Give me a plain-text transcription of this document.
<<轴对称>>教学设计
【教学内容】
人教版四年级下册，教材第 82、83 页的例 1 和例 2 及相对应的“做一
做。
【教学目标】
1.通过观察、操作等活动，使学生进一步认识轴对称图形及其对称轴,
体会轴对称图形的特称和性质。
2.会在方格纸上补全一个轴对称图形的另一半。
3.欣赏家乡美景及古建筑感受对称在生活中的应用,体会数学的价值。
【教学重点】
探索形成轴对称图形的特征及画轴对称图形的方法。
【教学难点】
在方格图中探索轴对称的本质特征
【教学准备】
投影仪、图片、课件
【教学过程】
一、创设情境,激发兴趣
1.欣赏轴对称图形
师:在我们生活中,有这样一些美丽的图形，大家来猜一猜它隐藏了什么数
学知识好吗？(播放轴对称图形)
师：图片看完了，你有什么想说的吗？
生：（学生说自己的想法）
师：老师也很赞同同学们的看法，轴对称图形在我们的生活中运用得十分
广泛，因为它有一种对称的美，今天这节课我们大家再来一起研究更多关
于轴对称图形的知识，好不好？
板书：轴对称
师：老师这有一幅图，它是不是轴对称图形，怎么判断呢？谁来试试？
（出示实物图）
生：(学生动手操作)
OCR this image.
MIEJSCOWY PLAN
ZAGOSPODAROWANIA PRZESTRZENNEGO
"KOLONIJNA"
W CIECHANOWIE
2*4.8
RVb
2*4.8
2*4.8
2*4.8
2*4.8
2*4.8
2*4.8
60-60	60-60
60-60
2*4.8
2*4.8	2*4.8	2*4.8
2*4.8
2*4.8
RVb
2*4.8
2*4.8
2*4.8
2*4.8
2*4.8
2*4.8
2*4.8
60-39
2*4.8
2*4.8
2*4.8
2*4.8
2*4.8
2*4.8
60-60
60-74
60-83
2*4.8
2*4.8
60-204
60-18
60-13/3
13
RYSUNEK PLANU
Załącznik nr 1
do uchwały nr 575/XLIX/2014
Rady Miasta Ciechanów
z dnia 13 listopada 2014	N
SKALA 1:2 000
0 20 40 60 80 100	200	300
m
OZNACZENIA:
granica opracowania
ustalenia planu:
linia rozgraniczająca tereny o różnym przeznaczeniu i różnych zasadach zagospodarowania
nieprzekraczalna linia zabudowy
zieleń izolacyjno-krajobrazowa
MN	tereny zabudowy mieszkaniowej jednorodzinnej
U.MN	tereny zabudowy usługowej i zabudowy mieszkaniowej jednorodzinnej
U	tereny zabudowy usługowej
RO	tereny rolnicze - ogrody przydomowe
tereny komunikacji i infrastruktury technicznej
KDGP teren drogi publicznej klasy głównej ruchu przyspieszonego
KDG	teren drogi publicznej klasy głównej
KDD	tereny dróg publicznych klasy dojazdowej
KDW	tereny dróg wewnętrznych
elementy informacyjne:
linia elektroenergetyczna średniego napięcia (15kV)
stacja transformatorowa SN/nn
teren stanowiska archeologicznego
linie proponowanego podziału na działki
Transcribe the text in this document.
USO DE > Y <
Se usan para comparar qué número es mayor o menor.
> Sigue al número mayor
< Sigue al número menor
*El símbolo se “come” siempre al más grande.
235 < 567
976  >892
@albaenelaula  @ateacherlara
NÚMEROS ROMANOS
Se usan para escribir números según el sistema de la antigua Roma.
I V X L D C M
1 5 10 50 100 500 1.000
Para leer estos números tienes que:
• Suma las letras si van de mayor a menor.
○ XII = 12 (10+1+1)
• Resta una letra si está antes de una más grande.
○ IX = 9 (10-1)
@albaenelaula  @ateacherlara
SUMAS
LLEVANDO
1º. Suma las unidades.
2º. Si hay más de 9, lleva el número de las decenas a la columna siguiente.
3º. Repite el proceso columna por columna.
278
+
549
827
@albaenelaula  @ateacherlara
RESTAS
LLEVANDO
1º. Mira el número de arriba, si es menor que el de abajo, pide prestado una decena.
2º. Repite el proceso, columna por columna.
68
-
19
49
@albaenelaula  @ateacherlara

=======

Reproduce the complete data exactly as presented above.

Give me a plain-text transcription of this document.
<<轴对称>>教学设计
【教学内容】
人教版四年级下册，教材第 82、83 页的例 1 和例 2 及相对应的“做一
做。
【教学目标】
1.通过观察、操作等活动，使学生进一步认识轴对称图形及其对称轴,
体会轴对称图形的特称和性质。
2.会在方格纸上补全一个轴对称图形的另一半。
3.欣赏家乡美景及古建筑感受对称在生活中的应用,体会数学的价值。
【教学重点】
探索形成轴对称图形的特征及画轴对称图形的方法。
【教学难点】
在方格图中探索轴对称的本质特征
【教学准备】
投影仪、图片、课件
【教学过程】
一、创设情境,激发兴趣
1.欣赏轴对称图形
师:在我们生活中,有这样一些美丽的图形，大家来猜一猜它隐藏了什么数
学知识好吗？(播放轴对称图形)
师：图片看完了，你有什么想说的吗？
生：（学生说自己的想法）
师：老师也很赞同同学们的看法，轴对称图形在我们的生活中运用得十分
广泛，因为它有一种对称的美，今天这节课我们大家再来一起研究更多关
于轴对称图形的知识，好不好？
板书：轴对称
师：老师这有一幅图，它是不是轴对称图形，怎么判断呢？谁来试试？
（出示实物图）
生：(学生动手操作)
OCR this image.
MIEJSCOWY PLAN
ZAGOSPODAROWANIA PRZESTRZENNEGO
"KOLONIJNA"
W CIECHANOWIE
2*4.8
RVb
2*4.8
2*4.8
2*4.8
2*4.8
2*4.8
2*4.8
60-60	60-60
60-60
2*4.8
2*4.8	2*4.8	2*4.8
2*4.8
2*4.8
RVb
2*4.8
2*4.8
2*4.8
2*4.8
2*4.8
2*4.8
2*4.8
60-39
2*4.8
2*4.8
2*4.8
2*4.8
2*4.8
2*4.8
60-60
60-74
60-83
2*4.8
2*4.8
60-204
60-18
60-13/3
13
RYSUNEK PLANU
Załącznik nr 1
do uchwały nr 575/XLIX/2014
Rady Miasta Ciechanów
z dnia 13 listopada 2014	N
SKALA 1:2 000
0 20 40 60 80 100	200	300
m
OZNACZENIA:
granica opracowania
ustalenia planu:
linia rozgraniczająca tereny o różnym przeznaczeniu i różnych zasadach zagospodarowania
nieprzekraczalna linia zabudowy
zieleń izolacyjno-krajobrazowa
MN	tereny zabudowy mieszkaniowej jednorodzinnej
U.MN	tereny zabudowy usługowej i zabudowy mieszkaniowej jednorodzinnej
U	tereny zabudowy usługowej
RO	tereny rolnicze - ogrody przydomowe
tereny komunikacji i infrastruktury technicznej
KDGP teren drogi publicznej klasy głównej ruchu przyspieszonego
KDG	teren drogi publicznej klasy głównej
KDD	tereny dróg publicznych klasy dojazdowej
KDW	tereny dróg wewnętrznych
elementy informacyjne:
linia elektroenergetyczna średniego napięcia (15kV)
stacja transformatorowa SN/nn
teren stanowiska archeologicznego
linie proponowanego podziału na działki
Transcribe the text in this document.
USO DE > Y <
Se usan para comparar qué número es mayor o menor.
> Sigue al número mayor
< Sigue al número menor
*El símbolo se “come” siempre al más grande.
235 < 567
976  >892
@albaenelaula  @ateacherlara
NÚMEROS ROMANOS
Se usan para escribir números según el sistema de la antigua Roma.
I V X L D C M
1 5 10 50 100 500 1.000
Para leer estos números tienes que:
• Suma las letras si van de mayor a menor.
○ XII = 12 (10+1+1)
• Resta una letra si está antes de una más grande.
○ IX = 9 (10-1)
@albaenelaula  @ateacherlara
SUMAS
LLEVANDO
1º. Suma las unidades.
2º. Si hay más de 9, lleva el número de las decenas a la columna siguiente.
3º. Repite el proceso columna por columna.
278
+
549
827
@albaenelaula  @ateacherlara
RESTAS
LLEVANDO
1º. Mira el número de arriba, si es menor que el de abajo, pide prestado una decena.
2º. Repite el proceso, columna por columna.
68
-
19
49
@albaenelaula  @ateacherlara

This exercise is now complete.